• Work to do
Write out the material again word for word, dropping any images it holds.

[START Information provided]

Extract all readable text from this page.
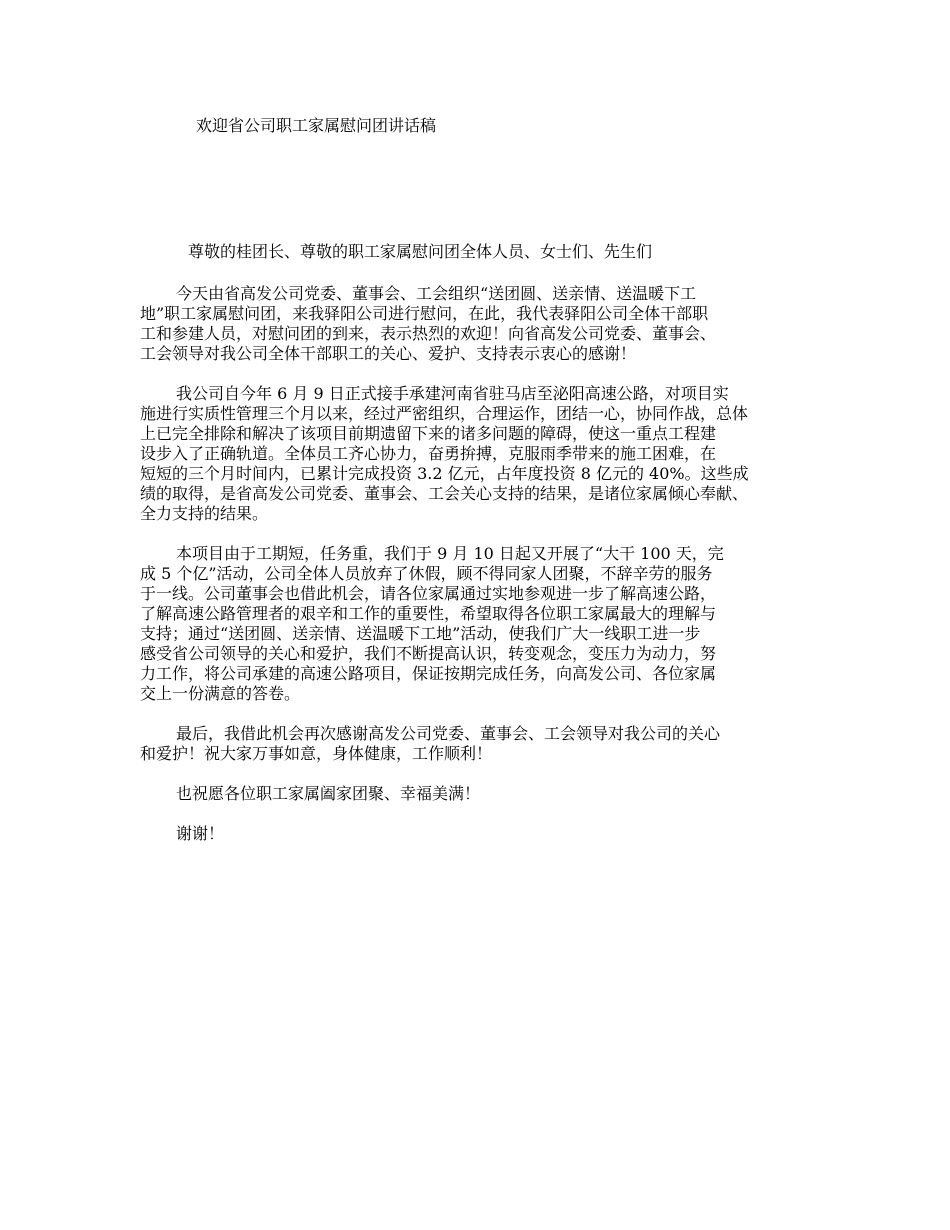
欢迎省公司职工家属慰问团讲话稿

尊敬的桂团长、尊敬的职工家属慰问团全体人员、女士们、先生们

今天由省高发公司党委、董事会、工会组织“送团圆、送亲情、送温暖下工
地”职工家属慰问团，来我驿阳公司进行慰问，在此，我代表驿阳公司全体干部职
工和参建人员，对慰问团的到来，表示热烈的欢迎！向省高发公司党委、董事会、
工会领导对我公司全体干部职工的关心、爱护、支持表示衷心的感谢！
我公司自今年 6 月 9 日正式接手承建河南省驻马店至泌阳高速公路，对项目实
施进行实质性管理三个月以来，经过严密组织，合理运作，团结一心，协同作战，总体
上已完全排除和解决了该项目前期遗留下来的诸多问题的障碍，使这一重点工程建
设步入了正确轨道。全体员工齐心协力，奋勇拚搏，克服雨季带来的施工困难，在
短短的三个月时间内，已累计完成投资 3.2 亿元，占年度投资 8 亿元的 40%。这些成
绩的取得，是省高发公司党委、董事会、工会关心支持的结果，是诸位家属倾心奉献、
全力支持的结果。
本项目由于工期短，任务重，我们于 9 月 10 日起又开展了“大干 100 天，完
成 5 个亿”活动，公司全体人员放弃了休假，顾不得同家人团聚，不辞辛劳的服务
于一线。公司董事会也借此机会，请各位家属通过实地参观进一步了解高速公路，
了解高速公路管理者的艰辛和工作的重要性，希望取得各位职工家属最大的理解与
支持；通过“送团圆、送亲情、送温暖下工地”活动，使我们广大一线职工进一步
感受省公司领导的关心和爱护，我们不断提高认识，转变观念，变压力为动力，努
力工作，将公司承建的高速公路项目，保证按期完成任务，向高发公司、各位家属
交上一份满意的答卷。
最后，我借此机会再次感谢高发公司党委、董事会、工会领导对我公司的关心
和爱护！祝大家万事如意，身体健康，工作顺利！
也祝愿各位职工家属阖家团聚、幸福美满！
谢谢！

[END Information provided]

• Response to this exercise
Extract all readable text from this page.
欢迎省公司职工家属慰问团讲话稿

尊敬的桂团长、尊敬的职工家属慰问团全体人员、女士们、先生们

今天由省高发公司党委、董事会、工会组织“送团圆、送亲情、送温暖下工
地”职工家属慰问团，来我驿阳公司进行慰问，在此，我代表驿阳公司全体干部职
工和参建人员，对慰问团的到来，表示热烈的欢迎！向省高发公司党委、董事会、
工会领导对我公司全体干部职工的关心、爱护、支持表示衷心的感谢！
我公司自今年 6 月 9 日正式接手承建河南省驻马店至泌阳高速公路，对项目实
施进行实质性管理三个月以来，经过严密组织，合理运作，团结一心，协同作战，总体
上已完全排除和解决了该项目前期遗留下来的诸多问题的障碍，使这一重点工程建
设步入了正确轨道。全体员工齐心协力，奋勇拚搏，克服雨季带来的施工困难，在
短短的三个月时间内，已累计完成投资 3.2 亿元，占年度投资 8 亿元的 40%。这些成
绩的取得，是省高发公司党委、董事会、工会关心支持的结果，是诸位家属倾心奉献、
全力支持的结果。
本项目由于工期短，任务重，我们于 9 月 10 日起又开展了“大干 100 天，完
成 5 个亿”活动，公司全体人员放弃了休假，顾不得同家人团聚，不辞辛劳的服务
于一线。公司董事会也借此机会，请各位家属通过实地参观进一步了解高速公路，
了解高速公路管理者的艰辛和工作的重要性，希望取得各位职工家属最大的理解与
支持；通过“送团圆、送亲情、送温暖下工地”活动，使我们广大一线职工进一步
感受省公司领导的关心和爱护，我们不断提高认识，转变观念，变压力为动力，努
力工作，将公司承建的高速公路项目，保证按期完成任务，向高发公司、各位家属
交上一份满意的答卷。
最后，我借此机会再次感谢高发公司党委、董事会、工会领导对我公司的关心
和爱护！祝大家万事如意，身体健康，工作顺利！
也祝愿各位职工家属阖家团聚、幸福美满！
谢谢！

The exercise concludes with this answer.